Write out the material below again, unchanged.
* * * * * * *
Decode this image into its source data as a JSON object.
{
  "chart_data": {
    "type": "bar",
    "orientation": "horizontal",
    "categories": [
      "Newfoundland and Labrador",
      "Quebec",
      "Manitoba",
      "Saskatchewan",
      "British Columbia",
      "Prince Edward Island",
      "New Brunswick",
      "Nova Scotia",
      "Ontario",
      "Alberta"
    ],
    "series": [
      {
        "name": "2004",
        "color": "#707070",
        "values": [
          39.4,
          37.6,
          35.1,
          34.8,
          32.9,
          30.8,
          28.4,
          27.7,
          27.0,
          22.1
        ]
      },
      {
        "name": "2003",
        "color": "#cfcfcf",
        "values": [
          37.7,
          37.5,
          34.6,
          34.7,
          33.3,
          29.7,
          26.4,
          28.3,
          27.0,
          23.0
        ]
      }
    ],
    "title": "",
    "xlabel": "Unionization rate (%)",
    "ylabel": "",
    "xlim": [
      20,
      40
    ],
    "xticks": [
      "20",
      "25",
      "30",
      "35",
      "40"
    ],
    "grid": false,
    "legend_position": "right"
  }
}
* * * * * * *
▸ Solution to the exercise:
Decode this image into its source data as a JSON object.
{
  "chart_data": {
    "type": "bar",
    "orientation": "horizontal",
    "categories": [
      "Newfoundland and Labrador",
      "Quebec",
      "Manitoba",
      "Saskatchewan",
      "British Columbia",
      "Prince Edward Island",
      "New Brunswick",
      "Nova Scotia",
      "Ontario",
      "Alberta"
    ],
    "series": [
      {
        "name": "2004",
        "color": "#707070",
        "values": [
          39.4,
          37.6,
          35.1,
          34.8,
          32.9,
          30.8,
          28.4,
          27.7,
          27.0,
          22.1
        ]
      },
      {
        "name": "2003",
        "color": "#cfcfcf",
        "values": [
          37.7,
          37.5,
          34.6,
          34.7,
          33.3,
          29.7,
          26.4,
          28.3,
          27.0,
          23.0
        ]
      }
    ],
    "title": "",
    "xlabel": "Unionization rate (%)",
    "ylabel": "",
    "xlim": [
      20,
      40
    ],
    "xticks": [
      "20",
      "25",
      "30",
      "35",
      "40"
    ],
    "grid": false,
    "legend_position": "right"
  }
}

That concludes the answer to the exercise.